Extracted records

<<<<

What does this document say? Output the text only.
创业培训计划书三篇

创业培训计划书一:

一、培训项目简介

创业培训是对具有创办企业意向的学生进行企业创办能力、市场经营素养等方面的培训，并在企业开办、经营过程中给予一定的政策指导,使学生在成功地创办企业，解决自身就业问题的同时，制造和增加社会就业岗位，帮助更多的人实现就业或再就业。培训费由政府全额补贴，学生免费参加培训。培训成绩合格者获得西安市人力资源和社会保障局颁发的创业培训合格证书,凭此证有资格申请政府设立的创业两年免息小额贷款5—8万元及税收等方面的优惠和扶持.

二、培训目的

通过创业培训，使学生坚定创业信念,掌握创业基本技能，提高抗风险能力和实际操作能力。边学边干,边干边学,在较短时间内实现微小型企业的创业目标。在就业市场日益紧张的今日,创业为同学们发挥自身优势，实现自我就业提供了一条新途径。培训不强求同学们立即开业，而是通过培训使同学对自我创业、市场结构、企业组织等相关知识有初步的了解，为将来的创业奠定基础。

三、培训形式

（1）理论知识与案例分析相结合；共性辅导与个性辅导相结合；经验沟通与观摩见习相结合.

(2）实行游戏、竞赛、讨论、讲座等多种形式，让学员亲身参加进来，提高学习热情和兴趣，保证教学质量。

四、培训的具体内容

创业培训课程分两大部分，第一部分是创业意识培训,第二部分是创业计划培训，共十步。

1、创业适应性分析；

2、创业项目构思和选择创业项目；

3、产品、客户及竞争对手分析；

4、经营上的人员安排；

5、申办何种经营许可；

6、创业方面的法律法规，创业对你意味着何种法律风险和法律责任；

>>>>

Required task: Your task is to give the records above again, exactly.

Task result:
What does this document say? Output the text only.
创业培训计划书三篇

创业培训计划书一:

一、培训项目简介

创业培训是对具有创办企业意向的学生进行企业创办能力、市场经营素养等方面的培训，并在企业开办、经营过程中给予一定的政策指导,使学生在成功地创办企业，解决自身就业问题的同时，制造和增加社会就业岗位，帮助更多的人实现就业或再就业。培训费由政府全额补贴，学生免费参加培训。培训成绩合格者获得西安市人力资源和社会保障局颁发的创业培训合格证书,凭此证有资格申请政府设立的创业两年免息小额贷款5—8万元及税收等方面的优惠和扶持.

二、培训目的

通过创业培训，使学生坚定创业信念,掌握创业基本技能，提高抗风险能力和实际操作能力。边学边干,边干边学,在较短时间内实现微小型企业的创业目标。在就业市场日益紧张的今日,创业为同学们发挥自身优势，实现自我就业提供了一条新途径。培训不强求同学们立即开业，而是通过培训使同学对自我创业、市场结构、企业组织等相关知识有初步的了解，为将来的创业奠定基础。

三、培训形式

（1）理论知识与案例分析相结合；共性辅导与个性辅导相结合；经验沟通与观摩见习相结合.

(2）实行游戏、竞赛、讨论、讲座等多种形式，让学员亲身参加进来，提高学习热情和兴趣，保证教学质量。

四、培训的具体内容

创业培训课程分两大部分，第一部分是创业意识培训,第二部分是创业计划培训，共十步。

1、创业适应性分析；

2、创业项目构思和选择创业项目；

3、产品、客户及竞争对手分析；

4、经营上的人员安排；

5、申办何种经营许可；

6、创业方面的法律法规，创业对你意味着何种法律风险和法律责任；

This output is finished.